→ Task
Pull every line that holds the word "yield" from the entries.

→ Records provided
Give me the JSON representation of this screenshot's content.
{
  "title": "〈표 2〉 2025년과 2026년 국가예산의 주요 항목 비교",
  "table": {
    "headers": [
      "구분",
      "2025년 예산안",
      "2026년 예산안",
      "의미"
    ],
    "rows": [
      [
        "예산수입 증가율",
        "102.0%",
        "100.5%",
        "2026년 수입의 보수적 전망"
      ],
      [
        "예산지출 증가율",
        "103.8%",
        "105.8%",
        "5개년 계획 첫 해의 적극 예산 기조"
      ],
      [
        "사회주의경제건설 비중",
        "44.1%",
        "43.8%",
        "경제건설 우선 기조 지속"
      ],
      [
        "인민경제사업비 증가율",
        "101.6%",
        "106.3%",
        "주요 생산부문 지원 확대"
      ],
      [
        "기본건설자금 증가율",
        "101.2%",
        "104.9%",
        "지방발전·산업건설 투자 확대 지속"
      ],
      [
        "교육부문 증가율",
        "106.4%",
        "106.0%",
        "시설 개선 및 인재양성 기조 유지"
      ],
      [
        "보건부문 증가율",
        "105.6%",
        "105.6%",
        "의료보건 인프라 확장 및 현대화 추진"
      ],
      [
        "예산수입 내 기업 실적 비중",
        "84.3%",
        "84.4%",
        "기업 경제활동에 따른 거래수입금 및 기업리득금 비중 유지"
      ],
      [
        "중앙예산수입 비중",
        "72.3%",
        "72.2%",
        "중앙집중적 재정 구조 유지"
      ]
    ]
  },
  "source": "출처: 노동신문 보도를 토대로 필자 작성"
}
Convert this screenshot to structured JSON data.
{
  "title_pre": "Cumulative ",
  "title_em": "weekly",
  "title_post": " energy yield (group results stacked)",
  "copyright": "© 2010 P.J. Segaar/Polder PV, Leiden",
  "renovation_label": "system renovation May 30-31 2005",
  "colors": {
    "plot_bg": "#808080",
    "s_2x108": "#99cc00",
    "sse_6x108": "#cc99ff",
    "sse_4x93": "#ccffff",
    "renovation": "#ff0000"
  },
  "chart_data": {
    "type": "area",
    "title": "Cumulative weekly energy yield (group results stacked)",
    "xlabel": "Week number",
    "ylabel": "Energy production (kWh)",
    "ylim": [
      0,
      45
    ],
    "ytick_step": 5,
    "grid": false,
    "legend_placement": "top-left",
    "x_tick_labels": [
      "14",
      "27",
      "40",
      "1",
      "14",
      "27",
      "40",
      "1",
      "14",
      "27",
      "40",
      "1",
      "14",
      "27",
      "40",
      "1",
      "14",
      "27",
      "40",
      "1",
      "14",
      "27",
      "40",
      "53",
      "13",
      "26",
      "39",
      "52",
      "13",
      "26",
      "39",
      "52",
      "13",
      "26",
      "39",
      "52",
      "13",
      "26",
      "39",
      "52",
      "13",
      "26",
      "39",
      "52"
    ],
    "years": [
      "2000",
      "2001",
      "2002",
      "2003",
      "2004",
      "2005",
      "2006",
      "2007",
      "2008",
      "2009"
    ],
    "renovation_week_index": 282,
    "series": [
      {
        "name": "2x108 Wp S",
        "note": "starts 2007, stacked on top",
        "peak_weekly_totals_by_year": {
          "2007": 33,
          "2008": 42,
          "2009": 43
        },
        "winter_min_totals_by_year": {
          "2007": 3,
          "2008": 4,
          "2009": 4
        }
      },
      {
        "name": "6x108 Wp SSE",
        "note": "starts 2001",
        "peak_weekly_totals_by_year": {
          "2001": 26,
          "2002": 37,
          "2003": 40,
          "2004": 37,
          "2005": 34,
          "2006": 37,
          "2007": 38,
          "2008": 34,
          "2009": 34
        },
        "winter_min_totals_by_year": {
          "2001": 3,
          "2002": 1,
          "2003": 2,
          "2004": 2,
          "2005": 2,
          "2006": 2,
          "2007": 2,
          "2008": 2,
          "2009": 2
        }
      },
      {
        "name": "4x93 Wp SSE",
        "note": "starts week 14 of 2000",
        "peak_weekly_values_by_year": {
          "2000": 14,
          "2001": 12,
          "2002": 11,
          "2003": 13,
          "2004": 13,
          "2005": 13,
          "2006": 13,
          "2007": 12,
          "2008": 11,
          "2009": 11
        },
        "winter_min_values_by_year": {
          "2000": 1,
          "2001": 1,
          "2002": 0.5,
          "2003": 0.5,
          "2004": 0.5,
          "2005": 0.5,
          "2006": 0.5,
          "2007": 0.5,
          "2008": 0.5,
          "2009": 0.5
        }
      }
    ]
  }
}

→ Finished answer
  "title_post": " energy yield (group results stacked)",
    "title": "Cumulative weekly energy yield (group results stacked)",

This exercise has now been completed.